◆ **JOB**
Restate the listing below word for word, omitting any images.

====== EXCERPTED DATA

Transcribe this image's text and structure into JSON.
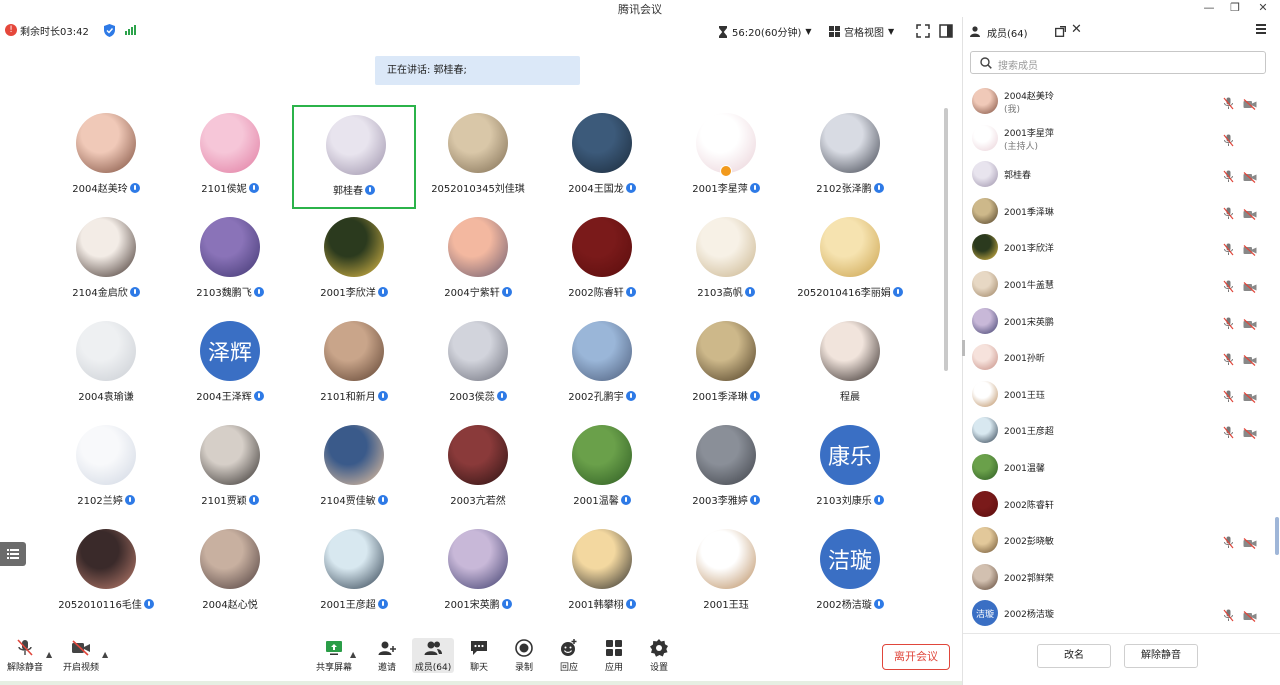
{
  "window": {
    "title": "腾讯会议"
  },
  "topbar": {
    "remaining": "剩余时长03:42",
    "duration": "56:20(60分钟)",
    "view_mode": "宫格视图"
  },
  "speaking": {
    "text": "正在讲话: 郭桂春;"
  },
  "grid": [
    {
      "name": "2004赵美玲",
      "colors": [
        "#f0c9b8",
        "#7a4a3a"
      ],
      "mic": true
    },
    {
      "name": "2101侯妮",
      "colors": [
        "#f6c6d8",
        "#e07aa0"
      ],
      "mic": true
    },
    {
      "name": "郭桂春",
      "colors": [
        "#e8e4ee",
        "#9a8fa8"
      ],
      "mic": true,
      "active": true
    },
    {
      "name": "2052010345刘佳琪",
      "colors": [
        "#d9c7a8",
        "#7c6a50"
      ],
      "mic": false
    },
    {
      "name": "2004王国龙",
      "colors": [
        "#3c5a7a",
        "#1b2a3a"
      ],
      "mic": true
    },
    {
      "name": "2001李星萍",
      "colors": [
        "#ffffff",
        "#e9cfd6"
      ],
      "mic": true,
      "host": true
    },
    {
      "name": "2102张泽鹏",
      "colors": [
        "#d8dbe3",
        "#3b3f4a"
      ],
      "mic": true
    },
    {
      "name": "2104金启欣",
      "colors": [
        "#f3ece6",
        "#3a2b26"
      ],
      "mic": true
    },
    {
      "name": "2103魏鹏飞",
      "colors": [
        "#8a73b8",
        "#3f3570"
      ],
      "mic": true
    },
    {
      "name": "2001李欣洋",
      "colors": [
        "#2b3a1e",
        "#e8c24a"
      ],
      "mic": true
    },
    {
      "name": "2004宁紫轩",
      "colors": [
        "#f3b8a0",
        "#6a5a6e"
      ],
      "mic": true
    },
    {
      "name": "2002陈睿轩",
      "colors": [
        "#7a1a1a",
        "#5a0d0d"
      ],
      "mic": true
    },
    {
      "name": "2103高帆",
      "colors": [
        "#f7f1e6",
        "#c8b28a"
      ],
      "mic": true
    },
    {
      "name": "2052010416李丽娟",
      "colors": [
        "#f6e3b0",
        "#c9a04a"
      ],
      "mic": true
    },
    {
      "name": "2004袁瑜谦",
      "colors": [
        "#eef0f2",
        "#c8ccd2"
      ],
      "mic": false
    },
    {
      "name": "2004王泽辉",
      "text": "泽辉",
      "mic": true
    },
    {
      "name": "2101和新月",
      "colors": [
        "#c9a58a",
        "#5a3e2e"
      ],
      "mic": true
    },
    {
      "name": "2003侯蕊",
      "colors": [
        "#d2d4dc",
        "#6a6c78"
      ],
      "mic": true
    },
    {
      "name": "2002孔鹏宇",
      "colors": [
        "#9ab6d8",
        "#4a5a78"
      ],
      "mic": true
    },
    {
      "name": "2001季泽琳",
      "colors": [
        "#cdb88a",
        "#4a3a22"
      ],
      "mic": true
    },
    {
      "name": "程晨",
      "colors": [
        "#f1e4dc",
        "#2a2220"
      ],
      "mic": false
    },
    {
      "name": "2102兰婷",
      "colors": [
        "#f8f9fb",
        "#cfd6e2"
      ],
      "mic": true
    },
    {
      "name": "2101贾颖",
      "colors": [
        "#d6cfc8",
        "#2e2a28"
      ],
      "mic": true
    },
    {
      "name": "2104贾佳敏",
      "colors": [
        "#3a5a8a",
        "#f0c8a0"
      ],
      "mic": true
    },
    {
      "name": "2003亢若然",
      "colors": [
        "#8a3a3a",
        "#2a1212"
      ],
      "mic": false
    },
    {
      "name": "2001温馨",
      "colors": [
        "#6aa04a",
        "#2c5a22"
      ],
      "mic": true
    },
    {
      "name": "2003李雅婷",
      "colors": [
        "#8a8f98",
        "#3c3f46"
      ],
      "mic": true
    },
    {
      "name": "2103刘康乐",
      "text": "康乐",
      "mic": true
    },
    {
      "name": "2052010116毛佳",
      "colors": [
        "#3a2a2a",
        "#c08070"
      ],
      "mic": true
    },
    {
      "name": "2004赵心悦",
      "colors": [
        "#c8b0a0",
        "#4a3a3a"
      ],
      "mic": false
    },
    {
      "name": "2001王彦超",
      "colors": [
        "#d8e8f0",
        "#2a3a4a"
      ],
      "mic": true
    },
    {
      "name": "2001宋英鹏",
      "colors": [
        "#c8b8d8",
        "#3a3a6a"
      ],
      "mic": true
    },
    {
      "name": "2001韩攀栩",
      "colors": [
        "#f3d8a0",
        "#2a2a2a"
      ],
      "mic": true
    },
    {
      "name": "2001王珏",
      "colors": [
        "#ffffff",
        "#b88a5a"
      ],
      "mic": false
    },
    {
      "name": "2002杨洁璇",
      "text": "洁璇",
      "mic": true
    }
  ],
  "bottombar": {
    "unmute": "解除静音",
    "video": "开启视频",
    "share": "共享屏幕",
    "invite": "邀请",
    "members": "成员(64)",
    "chat": "聊天",
    "record": "录制",
    "react": "回应",
    "apps": "应用",
    "settings": "设置",
    "leave": "离开会议"
  },
  "panel": {
    "title": "成员(64)",
    "search_placeholder": "搜索成员",
    "rename": "改名",
    "unmute_all": "解除静音",
    "members": [
      {
        "name": "2004赵美玲",
        "role": "(我)",
        "colors": [
          "#f0c9b8",
          "#7a4a3a"
        ],
        "mic": true,
        "cam": true
      },
      {
        "name": "2001李星萍",
        "role": "(主持人)",
        "colors": [
          "#ffffff",
          "#e9cfd6"
        ],
        "mic": true,
        "cam": false
      },
      {
        "name": "郭桂春",
        "colors": [
          "#e8e4ee",
          "#9a8fa8"
        ],
        "mic": true,
        "cam": true
      },
      {
        "name": "2001季泽琳",
        "colors": [
          "#cdb88a",
          "#4a3a22"
        ],
        "mic": true,
        "cam": true
      },
      {
        "name": "2001李欣洋",
        "colors": [
          "#2b3a1e",
          "#e8c24a"
        ],
        "mic": true,
        "cam": true
      },
      {
        "name": "2001牛盖慧",
        "colors": [
          "#e7d8c4",
          "#9a8060"
        ],
        "mic": true,
        "cam": true
      },
      {
        "name": "2001宋英鹏",
        "colors": [
          "#c8b8d8",
          "#3a3a6a"
        ],
        "mic": true,
        "cam": true
      },
      {
        "name": "2001孙昕",
        "colors": [
          "#f6e2dc",
          "#c48a80"
        ],
        "mic": true,
        "cam": true
      },
      {
        "name": "2001王珏",
        "colors": [
          "#ffffff",
          "#b88a5a"
        ],
        "mic": true,
        "cam": true
      },
      {
        "name": "2001王彦超",
        "colors": [
          "#d8e8f0",
          "#2a3a4a"
        ],
        "mic": true,
        "cam": true
      },
      {
        "name": "2001温馨",
        "colors": [
          "#6aa04a",
          "#2c5a22"
        ],
        "mic": false,
        "cam": false
      },
      {
        "name": "2002陈睿轩",
        "colors": [
          "#7a1a1a",
          "#5a0d0d"
        ],
        "mic": false,
        "cam": false
      },
      {
        "name": "2002彭晓敏",
        "colors": [
          "#e2c89a",
          "#6a5030"
        ],
        "mic": true,
        "cam": true
      },
      {
        "name": "2002郭鲜荣",
        "colors": [
          "#d2c0b0",
          "#5a4232"
        ],
        "mic": false,
        "cam": false
      },
      {
        "name": "2002杨洁璇",
        "text": "洁璇",
        "mic": true,
        "cam": true
      }
    ]
  }
}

============

◆ **FULL SOLUTION**
Transcribe this image's text and structure into JSON.
{
  "window": {
    "title": "腾讯会议"
  },
  "topbar": {
    "remaining": "剩余时长03:42",
    "duration": "56:20(60分钟)",
    "view_mode": "宫格视图"
  },
  "speaking": {
    "text": "正在讲话: 郭桂春;"
  },
  "grid": [
    {
      "name": "2004赵美玲",
      "colors": [
        "#f0c9b8",
        "#7a4a3a"
      ],
      "mic": true
    },
    {
      "name": "2101侯妮",
      "colors": [
        "#f6c6d8",
        "#e07aa0"
      ],
      "mic": true
    },
    {
      "name": "郭桂春",
      "colors": [
        "#e8e4ee",
        "#9a8fa8"
      ],
      "mic": true,
      "active": true
    },
    {
      "name": "2052010345刘佳琪",
      "colors": [
        "#d9c7a8",
        "#7c6a50"
      ],
      "mic": false
    },
    {
      "name": "2004王国龙",
      "colors": [
        "#3c5a7a",
        "#1b2a3a"
      ],
      "mic": true
    },
    {
      "name": "2001李星萍",
      "colors": [
        "#ffffff",
        "#e9cfd6"
      ],
      "mic": true,
      "host": true
    },
    {
      "name": "2102张泽鹏",
      "colors": [
        "#d8dbe3",
        "#3b3f4a"
      ],
      "mic": true
    },
    {
      "name": "2104金启欣",
      "colors": [
        "#f3ece6",
        "#3a2b26"
      ],
      "mic": true
    },
    {
      "name": "2103魏鹏飞",
      "colors": [
        "#8a73b8",
        "#3f3570"
      ],
      "mic": true
    },
    {
      "name": "2001李欣洋",
      "colors": [
        "#2b3a1e",
        "#e8c24a"
      ],
      "mic": true
    },
    {
      "name": "2004宁紫轩",
      "colors": [
        "#f3b8a0",
        "#6a5a6e"
      ],
      "mic": true
    },
    {
      "name": "2002陈睿轩",
      "colors": [
        "#7a1a1a",
        "#5a0d0d"
      ],
      "mic": true
    },
    {
      "name": "2103高帆",
      "colors": [
        "#f7f1e6",
        "#c8b28a"
      ],
      "mic": true
    },
    {
      "name": "2052010416李丽娟",
      "colors": [
        "#f6e3b0",
        "#c9a04a"
      ],
      "mic": true
    },
    {
      "name": "2004袁瑜谦",
      "colors": [
        "#eef0f2",
        "#c8ccd2"
      ],
      "mic": false
    },
    {
      "name": "2004王泽辉",
      "text": "泽辉",
      "mic": true
    },
    {
      "name": "2101和新月",
      "colors": [
        "#c9a58a",
        "#5a3e2e"
      ],
      "mic": true
    },
    {
      "name": "2003侯蕊",
      "colors": [
        "#d2d4dc",
        "#6a6c78"
      ],
      "mic": true
    },
    {
      "name": "2002孔鹏宇",
      "colors": [
        "#9ab6d8",
        "#4a5a78"
      ],
      "mic": true
    },
    {
      "name": "2001季泽琳",
      "colors": [
        "#cdb88a",
        "#4a3a22"
      ],
      "mic": true
    },
    {
      "name": "程晨",
      "colors": [
        "#f1e4dc",
        "#2a2220"
      ],
      "mic": false
    },
    {
      "name": "2102兰婷",
      "colors": [
        "#f8f9fb",
        "#cfd6e2"
      ],
      "mic": true
    },
    {
      "name": "2101贾颖",
      "colors": [
        "#d6cfc8",
        "#2e2a28"
      ],
      "mic": true
    },
    {
      "name": "2104贾佳敏",
      "colors": [
        "#3a5a8a",
        "#f0c8a0"
      ],
      "mic": true
    },
    {
      "name": "2003亢若然",
      "colors": [
        "#8a3a3a",
        "#2a1212"
      ],
      "mic": false
    },
    {
      "name": "2001温馨",
      "colors": [
        "#6aa04a",
        "#2c5a22"
      ],
      "mic": true
    },
    {
      "name": "2003李雅婷",
      "colors": [
        "#8a8f98",
        "#3c3f46"
      ],
      "mic": true
    },
    {
      "name": "2103刘康乐",
      "text": "康乐",
      "mic": true
    },
    {
      "name": "2052010116毛佳",
      "colors": [
        "#3a2a2a",
        "#c08070"
      ],
      "mic": true
    },
    {
      "name": "2004赵心悦",
      "colors": [
        "#c8b0a0",
        "#4a3a3a"
      ],
      "mic": false
    },
    {
      "name": "2001王彦超",
      "colors": [
        "#d8e8f0",
        "#2a3a4a"
      ],
      "mic": true
    },
    {
      "name": "2001宋英鹏",
      "colors": [
        "#c8b8d8",
        "#3a3a6a"
      ],
      "mic": true
    },
    {
      "name": "2001韩攀栩",
      "colors": [
        "#f3d8a0",
        "#2a2a2a"
      ],
      "mic": true
    },
    {
      "name": "2001王珏",
      "colors": [
        "#ffffff",
        "#b88a5a"
      ],
      "mic": false
    },
    {
      "name": "2002杨洁璇",
      "text": "洁璇",
      "mic": true
    }
  ],
  "bottombar": {
    "unmute": "解除静音",
    "video": "开启视频",
    "share": "共享屏幕",
    "invite": "邀请",
    "members": "成员(64)",
    "chat": "聊天",
    "record": "录制",
    "react": "回应",
    "apps": "应用",
    "settings": "设置",
    "leave": "离开会议"
  },
  "panel": {
    "title": "成员(64)",
    "search_placeholder": "搜索成员",
    "rename": "改名",
    "unmute_all": "解除静音",
    "members": [
      {
        "name": "2004赵美玲",
        "role": "(我)",
        "colors": [
          "#f0c9b8",
          "#7a4a3a"
        ],
        "mic": true,
        "cam": true
      },
      {
        "name": "2001李星萍",
        "role": "(主持人)",
        "colors": [
          "#ffffff",
          "#e9cfd6"
        ],
        "mic": true,
        "cam": false
      },
      {
        "name": "郭桂春",
        "colors": [
          "#e8e4ee",
          "#9a8fa8"
        ],
        "mic": true,
        "cam": true
      },
      {
        "name": "2001季泽琳",
        "colors": [
          "#cdb88a",
          "#4a3a22"
        ],
        "mic": true,
        "cam": true
      },
      {
        "name": "2001李欣洋",
        "colors": [
          "#2b3a1e",
          "#e8c24a"
        ],
        "mic": true,
        "cam": true
      },
      {
        "name": "2001牛盖慧",
        "colors": [
          "#e7d8c4",
          "#9a8060"
        ],
        "mic": true,
        "cam": true
      },
      {
        "name": "2001宋英鹏",
        "colors": [
          "#c8b8d8",
          "#3a3a6a"
        ],
        "mic": true,
        "cam": true
      },
      {
        "name": "2001孙昕",
        "colors": [
          "#f6e2dc",
          "#c48a80"
        ],
        "mic": true,
        "cam": true
      },
      {
        "name": "2001王珏",
        "colors": [
          "#ffffff",
          "#b88a5a"
        ],
        "mic": true,
        "cam": true
      },
      {
        "name": "2001王彦超",
        "colors": [
          "#d8e8f0",
          "#2a3a4a"
        ],
        "mic": true,
        "cam": true
      },
      {
        "name": "2001温馨",
        "colors": [
          "#6aa04a",
          "#2c5a22"
        ],
        "mic": false,
        "cam": false
      },
      {
        "name": "2002陈睿轩",
        "colors": [
          "#7a1a1a",
          "#5a0d0d"
        ],
        "mic": false,
        "cam": false
      },
      {
        "name": "2002彭晓敏",
        "colors": [
          "#e2c89a",
          "#6a5030"
        ],
        "mic": true,
        "cam": true
      },
      {
        "name": "2002郭鲜荣",
        "colors": [
          "#d2c0b0",
          "#5a4232"
        ],
        "mic": false,
        "cam": false
      },
      {
        "name": "2002杨洁璇",
        "text": "洁璇",
        "mic": true,
        "cam": true
      }
    ]
  }
}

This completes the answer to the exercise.